**Provided records**
* START *

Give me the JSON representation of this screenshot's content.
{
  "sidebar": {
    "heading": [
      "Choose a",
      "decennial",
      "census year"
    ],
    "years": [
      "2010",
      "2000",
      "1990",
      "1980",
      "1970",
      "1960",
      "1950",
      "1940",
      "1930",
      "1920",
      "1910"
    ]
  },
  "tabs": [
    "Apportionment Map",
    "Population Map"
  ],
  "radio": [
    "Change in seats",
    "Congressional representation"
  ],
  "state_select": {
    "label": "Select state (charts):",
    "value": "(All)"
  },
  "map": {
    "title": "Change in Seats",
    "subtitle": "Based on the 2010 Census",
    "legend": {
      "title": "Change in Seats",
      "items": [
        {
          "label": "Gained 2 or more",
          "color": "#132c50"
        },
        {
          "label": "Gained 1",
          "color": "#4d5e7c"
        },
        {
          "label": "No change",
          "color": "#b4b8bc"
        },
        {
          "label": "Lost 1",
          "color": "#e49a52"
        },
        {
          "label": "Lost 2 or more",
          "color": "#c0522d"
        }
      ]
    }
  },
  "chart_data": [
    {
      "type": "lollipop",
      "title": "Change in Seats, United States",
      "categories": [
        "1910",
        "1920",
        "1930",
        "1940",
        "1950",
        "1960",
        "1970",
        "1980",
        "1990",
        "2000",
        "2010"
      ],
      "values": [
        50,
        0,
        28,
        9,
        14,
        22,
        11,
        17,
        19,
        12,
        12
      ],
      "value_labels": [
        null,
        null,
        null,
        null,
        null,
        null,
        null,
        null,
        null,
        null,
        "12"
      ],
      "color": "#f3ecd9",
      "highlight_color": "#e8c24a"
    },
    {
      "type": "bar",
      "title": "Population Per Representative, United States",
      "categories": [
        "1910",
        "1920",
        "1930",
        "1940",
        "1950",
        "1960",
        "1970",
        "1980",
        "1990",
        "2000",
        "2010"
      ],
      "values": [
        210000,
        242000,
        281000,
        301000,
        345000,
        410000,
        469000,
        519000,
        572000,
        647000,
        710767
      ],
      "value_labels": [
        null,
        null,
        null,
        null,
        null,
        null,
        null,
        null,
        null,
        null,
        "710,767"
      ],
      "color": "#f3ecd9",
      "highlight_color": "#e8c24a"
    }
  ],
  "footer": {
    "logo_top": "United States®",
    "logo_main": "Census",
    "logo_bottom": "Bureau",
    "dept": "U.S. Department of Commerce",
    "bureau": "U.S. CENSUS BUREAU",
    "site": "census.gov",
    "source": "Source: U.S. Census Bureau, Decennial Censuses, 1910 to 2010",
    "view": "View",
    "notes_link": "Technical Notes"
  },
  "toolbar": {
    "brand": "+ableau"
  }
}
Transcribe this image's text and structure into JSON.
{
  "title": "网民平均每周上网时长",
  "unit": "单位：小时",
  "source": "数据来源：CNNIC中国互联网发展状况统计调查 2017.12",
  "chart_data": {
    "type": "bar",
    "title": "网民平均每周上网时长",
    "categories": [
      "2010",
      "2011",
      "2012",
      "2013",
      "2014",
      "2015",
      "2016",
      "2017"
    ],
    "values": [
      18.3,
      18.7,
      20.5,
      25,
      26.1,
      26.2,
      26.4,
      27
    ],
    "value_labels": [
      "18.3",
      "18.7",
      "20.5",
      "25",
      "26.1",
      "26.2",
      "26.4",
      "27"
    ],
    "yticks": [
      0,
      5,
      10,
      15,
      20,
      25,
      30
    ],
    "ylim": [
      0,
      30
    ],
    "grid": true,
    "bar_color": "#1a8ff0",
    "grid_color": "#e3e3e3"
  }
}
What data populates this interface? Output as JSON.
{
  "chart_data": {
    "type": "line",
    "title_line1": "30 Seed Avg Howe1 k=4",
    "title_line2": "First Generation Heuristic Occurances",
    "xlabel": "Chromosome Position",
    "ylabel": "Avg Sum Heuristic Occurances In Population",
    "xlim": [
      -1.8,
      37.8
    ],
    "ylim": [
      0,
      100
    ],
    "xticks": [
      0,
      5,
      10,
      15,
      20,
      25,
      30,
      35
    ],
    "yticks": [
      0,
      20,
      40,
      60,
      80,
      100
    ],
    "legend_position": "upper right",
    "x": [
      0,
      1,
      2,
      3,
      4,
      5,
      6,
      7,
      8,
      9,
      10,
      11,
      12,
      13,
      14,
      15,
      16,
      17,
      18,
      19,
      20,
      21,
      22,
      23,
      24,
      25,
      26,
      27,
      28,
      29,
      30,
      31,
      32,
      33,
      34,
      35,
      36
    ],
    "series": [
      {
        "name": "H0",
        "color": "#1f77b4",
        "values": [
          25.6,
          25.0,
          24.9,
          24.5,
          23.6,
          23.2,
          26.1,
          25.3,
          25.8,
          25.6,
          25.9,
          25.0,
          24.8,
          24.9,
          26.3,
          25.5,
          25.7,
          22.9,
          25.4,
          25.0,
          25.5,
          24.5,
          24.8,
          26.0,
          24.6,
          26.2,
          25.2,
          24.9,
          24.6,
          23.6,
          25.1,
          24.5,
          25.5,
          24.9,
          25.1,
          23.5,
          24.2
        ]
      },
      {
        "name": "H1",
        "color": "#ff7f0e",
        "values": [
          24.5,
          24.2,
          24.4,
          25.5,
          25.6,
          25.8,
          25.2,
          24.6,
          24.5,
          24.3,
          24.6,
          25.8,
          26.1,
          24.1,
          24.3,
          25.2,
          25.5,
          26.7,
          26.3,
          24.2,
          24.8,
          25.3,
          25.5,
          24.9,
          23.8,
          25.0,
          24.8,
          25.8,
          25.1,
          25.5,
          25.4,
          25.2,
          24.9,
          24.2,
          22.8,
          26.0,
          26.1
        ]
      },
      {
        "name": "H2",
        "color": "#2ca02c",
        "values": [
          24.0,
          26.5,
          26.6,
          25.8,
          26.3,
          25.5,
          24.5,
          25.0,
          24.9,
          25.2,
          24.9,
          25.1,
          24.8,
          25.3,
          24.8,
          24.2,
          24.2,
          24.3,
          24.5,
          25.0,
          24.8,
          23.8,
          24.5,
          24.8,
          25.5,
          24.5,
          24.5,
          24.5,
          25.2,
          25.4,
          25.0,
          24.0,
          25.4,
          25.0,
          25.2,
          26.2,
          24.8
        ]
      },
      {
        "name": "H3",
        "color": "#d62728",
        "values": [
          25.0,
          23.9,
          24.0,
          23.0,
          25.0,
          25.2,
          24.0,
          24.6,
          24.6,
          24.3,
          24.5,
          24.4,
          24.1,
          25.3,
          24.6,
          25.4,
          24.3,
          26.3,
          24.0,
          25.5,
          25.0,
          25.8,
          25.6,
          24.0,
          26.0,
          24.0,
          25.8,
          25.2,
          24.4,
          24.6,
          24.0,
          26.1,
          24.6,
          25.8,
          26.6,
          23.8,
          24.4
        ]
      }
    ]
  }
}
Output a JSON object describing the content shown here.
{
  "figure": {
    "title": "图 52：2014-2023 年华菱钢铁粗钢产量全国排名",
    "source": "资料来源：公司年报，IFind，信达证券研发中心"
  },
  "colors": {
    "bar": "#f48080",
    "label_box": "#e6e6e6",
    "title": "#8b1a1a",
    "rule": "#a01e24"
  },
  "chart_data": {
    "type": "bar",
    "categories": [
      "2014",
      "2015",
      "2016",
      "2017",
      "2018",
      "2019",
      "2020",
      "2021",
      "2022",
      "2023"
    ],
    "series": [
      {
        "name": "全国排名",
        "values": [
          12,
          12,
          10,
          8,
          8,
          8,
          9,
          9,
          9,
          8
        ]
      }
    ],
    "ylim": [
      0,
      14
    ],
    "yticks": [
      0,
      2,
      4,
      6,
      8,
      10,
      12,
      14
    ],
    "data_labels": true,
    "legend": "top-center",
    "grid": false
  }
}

* END *

**Given request**
Return the entries in full, keeping every line exactly as it is.

**Result for this task**
Give me the JSON representation of this screenshot's content.
{
  "sidebar": {
    "heading": [
      "Choose a",
      "decennial",
      "census year"
    ],
    "years": [
      "2010",
      "2000",
      "1990",
      "1980",
      "1970",
      "1960",
      "1950",
      "1940",
      "1930",
      "1920",
      "1910"
    ]
  },
  "tabs": [
    "Apportionment Map",
    "Population Map"
  ],
  "radio": [
    "Change in seats",
    "Congressional representation"
  ],
  "state_select": {
    "label": "Select state (charts):",
    "value": "(All)"
  },
  "map": {
    "title": "Change in Seats",
    "subtitle": "Based on the 2010 Census",
    "legend": {
      "title": "Change in Seats",
      "items": [
        {
          "label": "Gained 2 or more",
          "color": "#132c50"
        },
        {
          "label": "Gained 1",
          "color": "#4d5e7c"
        },
        {
          "label": "No change",
          "color": "#b4b8bc"
        },
        {
          "label": "Lost 1",
          "color": "#e49a52"
        },
        {
          "label": "Lost 2 or more",
          "color": "#c0522d"
        }
      ]
    }
  },
  "chart_data": [
    {
      "type": "lollipop",
      "title": "Change in Seats, United States",
      "categories": [
        "1910",
        "1920",
        "1930",
        "1940",
        "1950",
        "1960",
        "1970",
        "1980",
        "1990",
        "2000",
        "2010"
      ],
      "values": [
        50,
        0,
        28,
        9,
        14,
        22,
        11,
        17,
        19,
        12,
        12
      ],
      "value_labels": [
        null,
        null,
        null,
        null,
        null,
        null,
        null,
        null,
        null,
        null,
        "12"
      ],
      "color": "#f3ecd9",
      "highlight_color": "#e8c24a"
    },
    {
      "type": "bar",
      "title": "Population Per Representative, United States",
      "categories": [
        "1910",
        "1920",
        "1930",
        "1940",
        "1950",
        "1960",
        "1970",
        "1980",
        "1990",
        "2000",
        "2010"
      ],
      "values": [
        210000,
        242000,
        281000,
        301000,
        345000,
        410000,
        469000,
        519000,
        572000,
        647000,
        710767
      ],
      "value_labels": [
        null,
        null,
        null,
        null,
        null,
        null,
        null,
        null,
        null,
        null,
        "710,767"
      ],
      "color": "#f3ecd9",
      "highlight_color": "#e8c24a"
    }
  ],
  "footer": {
    "logo_top": "United States®",
    "logo_main": "Census",
    "logo_bottom": "Bureau",
    "dept": "U.S. Department of Commerce",
    "bureau": "U.S. CENSUS BUREAU",
    "site": "census.gov",
    "source": "Source: U.S. Census Bureau, Decennial Censuses, 1910 to 2010",
    "view": "View",
    "notes_link": "Technical Notes"
  },
  "toolbar": {
    "brand": "+ableau"
  }
}
Transcribe this image's text and structure into JSON.
{
  "title": "网民平均每周上网时长",
  "unit": "单位：小时",
  "source": "数据来源：CNNIC中国互联网发展状况统计调查 2017.12",
  "chart_data": {
    "type": "bar",
    "title": "网民平均每周上网时长",
    "categories": [
      "2010",
      "2011",
      "2012",
      "2013",
      "2014",
      "2015",
      "2016",
      "2017"
    ],
    "values": [
      18.3,
      18.7,
      20.5,
      25,
      26.1,
      26.2,
      26.4,
      27
    ],
    "value_labels": [
      "18.3",
      "18.7",
      "20.5",
      "25",
      "26.1",
      "26.2",
      "26.4",
      "27"
    ],
    "yticks": [
      0,
      5,
      10,
      15,
      20,
      25,
      30
    ],
    "ylim": [
      0,
      30
    ],
    "grid": true,
    "bar_color": "#1a8ff0",
    "grid_color": "#e3e3e3"
  }
}
What data populates this interface? Output as JSON.
{
  "chart_data": {
    "type": "line",
    "title_line1": "30 Seed Avg Howe1 k=4",
    "title_line2": "First Generation Heuristic Occurances",
    "xlabel": "Chromosome Position",
    "ylabel": "Avg Sum Heuristic Occurances In Population",
    "xlim": [
      -1.8,
      37.8
    ],
    "ylim": [
      0,
      100
    ],
    "xticks": [
      0,
      5,
      10,
      15,
      20,
      25,
      30,
      35
    ],
    "yticks": [
      0,
      20,
      40,
      60,
      80,
      100
    ],
    "legend_position": "upper right",
    "x": [
      0,
      1,
      2,
      3,
      4,
      5,
      6,
      7,
      8,
      9,
      10,
      11,
      12,
      13,
      14,
      15,
      16,
      17,
      18,
      19,
      20,
      21,
      22,
      23,
      24,
      25,
      26,
      27,
      28,
      29,
      30,
      31,
      32,
      33,
      34,
      35,
      36
    ],
    "series": [
      {
        "name": "H0",
        "color": "#1f77b4",
        "values": [
          25.6,
          25.0,
          24.9,
          24.5,
          23.6,
          23.2,
          26.1,
          25.3,
          25.8,
          25.6,
          25.9,
          25.0,
          24.8,
          24.9,
          26.3,
          25.5,
          25.7,
          22.9,
          25.4,
          25.0,
          25.5,
          24.5,
          24.8,
          26.0,
          24.6,
          26.2,
          25.2,
          24.9,
          24.6,
          23.6,
          25.1,
          24.5,
          25.5,
          24.9,
          25.1,
          23.5,
          24.2
        ]
      },
      {
        "name": "H1",
        "color": "#ff7f0e",
        "values": [
          24.5,
          24.2,
          24.4,
          25.5,
          25.6,
          25.8,
          25.2,
          24.6,
          24.5,
          24.3,
          24.6,
          25.8,
          26.1,
          24.1,
          24.3,
          25.2,
          25.5,
          26.7,
          26.3,
          24.2,
          24.8,
          25.3,
          25.5,
          24.9,
          23.8,
          25.0,
          24.8,
          25.8,
          25.1,
          25.5,
          25.4,
          25.2,
          24.9,
          24.2,
          22.8,
          26.0,
          26.1
        ]
      },
      {
        "name": "H2",
        "color": "#2ca02c",
        "values": [
          24.0,
          26.5,
          26.6,
          25.8,
          26.3,
          25.5,
          24.5,
          25.0,
          24.9,
          25.2,
          24.9,
          25.1,
          24.8,
          25.3,
          24.8,
          24.2,
          24.2,
          24.3,
          24.5,
          25.0,
          24.8,
          23.8,
          24.5,
          24.8,
          25.5,
          24.5,
          24.5,
          24.5,
          25.2,
          25.4,
          25.0,
          24.0,
          25.4,
          25.0,
          25.2,
          26.2,
          24.8
        ]
      },
      {
        "name": "H3",
        "color": "#d62728",
        "values": [
          25.0,
          23.9,
          24.0,
          23.0,
          25.0,
          25.2,
          24.0,
          24.6,
          24.6,
          24.3,
          24.5,
          24.4,
          24.1,
          25.3,
          24.6,
          25.4,
          24.3,
          26.3,
          24.0,
          25.5,
          25.0,
          25.8,
          25.6,
          24.0,
          26.0,
          24.0,
          25.8,
          25.2,
          24.4,
          24.6,
          24.0,
          26.1,
          24.6,
          25.8,
          26.6,
          23.8,
          24.4
        ]
      }
    ]
  }
}
Output a JSON object describing the content shown here.
{
  "figure": {
    "title": "图 52：2014-2023 年华菱钢铁粗钢产量全国排名",
    "source": "资料来源：公司年报，IFind，信达证券研发中心"
  },
  "colors": {
    "bar": "#f48080",
    "label_box": "#e6e6e6",
    "title": "#8b1a1a",
    "rule": "#a01e24"
  },
  "chart_data": {
    "type": "bar",
    "categories": [
      "2014",
      "2015",
      "2016",
      "2017",
      "2018",
      "2019",
      "2020",
      "2021",
      "2022",
      "2023"
    ],
    "series": [
      {
        "name": "全国排名",
        "values": [
          12,
          12,
          10,
          8,
          8,
          8,
          9,
          9,
          9,
          8
        ]
      }
    ],
    "ylim": [
      0,
      14
    ],
    "yticks": [
      0,
      2,
      4,
      6,
      8,
      10,
      12,
      14
    ],
    "data_labels": true,
    "legend": "top-center",
    "grid": false
  }
}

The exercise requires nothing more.